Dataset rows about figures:
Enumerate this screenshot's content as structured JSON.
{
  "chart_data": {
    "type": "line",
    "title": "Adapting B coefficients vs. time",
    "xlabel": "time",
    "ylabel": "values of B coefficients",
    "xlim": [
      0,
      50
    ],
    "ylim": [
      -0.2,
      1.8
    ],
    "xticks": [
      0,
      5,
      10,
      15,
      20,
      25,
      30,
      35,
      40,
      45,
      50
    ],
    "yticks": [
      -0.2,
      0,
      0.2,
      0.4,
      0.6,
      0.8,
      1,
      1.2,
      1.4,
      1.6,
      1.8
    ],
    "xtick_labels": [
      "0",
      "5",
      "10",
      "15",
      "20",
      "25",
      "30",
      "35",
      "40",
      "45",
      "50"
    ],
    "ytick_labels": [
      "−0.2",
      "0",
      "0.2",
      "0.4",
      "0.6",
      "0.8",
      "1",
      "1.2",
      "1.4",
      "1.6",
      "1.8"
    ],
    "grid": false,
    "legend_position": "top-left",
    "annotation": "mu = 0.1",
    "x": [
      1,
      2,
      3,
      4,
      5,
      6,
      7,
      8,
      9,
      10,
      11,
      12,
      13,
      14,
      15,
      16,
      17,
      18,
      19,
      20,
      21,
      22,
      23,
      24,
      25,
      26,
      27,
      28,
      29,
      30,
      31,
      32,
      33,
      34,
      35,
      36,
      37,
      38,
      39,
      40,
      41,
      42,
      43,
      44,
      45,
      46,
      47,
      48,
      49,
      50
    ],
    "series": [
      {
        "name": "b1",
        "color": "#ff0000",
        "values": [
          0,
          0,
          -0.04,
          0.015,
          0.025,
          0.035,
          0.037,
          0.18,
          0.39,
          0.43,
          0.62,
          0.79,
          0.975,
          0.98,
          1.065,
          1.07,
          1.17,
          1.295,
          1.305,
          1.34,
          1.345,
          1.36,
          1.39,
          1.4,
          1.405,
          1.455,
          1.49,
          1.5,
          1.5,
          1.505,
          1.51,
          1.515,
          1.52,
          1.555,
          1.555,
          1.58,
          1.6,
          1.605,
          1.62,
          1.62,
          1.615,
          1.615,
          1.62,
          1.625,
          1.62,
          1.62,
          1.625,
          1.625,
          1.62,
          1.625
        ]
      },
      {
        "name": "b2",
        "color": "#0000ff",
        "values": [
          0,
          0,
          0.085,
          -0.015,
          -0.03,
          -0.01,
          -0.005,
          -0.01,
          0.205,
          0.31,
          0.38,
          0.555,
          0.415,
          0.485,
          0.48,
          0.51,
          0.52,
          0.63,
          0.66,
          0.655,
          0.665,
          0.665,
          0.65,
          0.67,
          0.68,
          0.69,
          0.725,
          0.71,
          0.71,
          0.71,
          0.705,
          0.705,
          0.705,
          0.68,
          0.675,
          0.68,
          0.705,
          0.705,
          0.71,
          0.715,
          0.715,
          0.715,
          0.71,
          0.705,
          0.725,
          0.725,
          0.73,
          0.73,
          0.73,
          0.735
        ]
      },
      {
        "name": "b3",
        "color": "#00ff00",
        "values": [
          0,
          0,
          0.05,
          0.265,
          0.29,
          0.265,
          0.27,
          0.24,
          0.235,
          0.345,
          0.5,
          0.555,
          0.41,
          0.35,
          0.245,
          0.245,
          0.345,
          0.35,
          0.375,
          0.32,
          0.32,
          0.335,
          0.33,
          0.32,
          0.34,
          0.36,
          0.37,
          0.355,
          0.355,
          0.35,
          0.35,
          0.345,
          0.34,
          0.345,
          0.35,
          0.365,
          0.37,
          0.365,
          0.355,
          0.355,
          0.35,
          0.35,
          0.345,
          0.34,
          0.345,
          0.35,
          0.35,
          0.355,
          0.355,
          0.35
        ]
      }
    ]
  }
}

§ **Exercise prompt**: Pick out each line in the material containing "time".

§ **The reply**:
    "title": "Adapting B coefficients vs. time",
    "xlabel": "time",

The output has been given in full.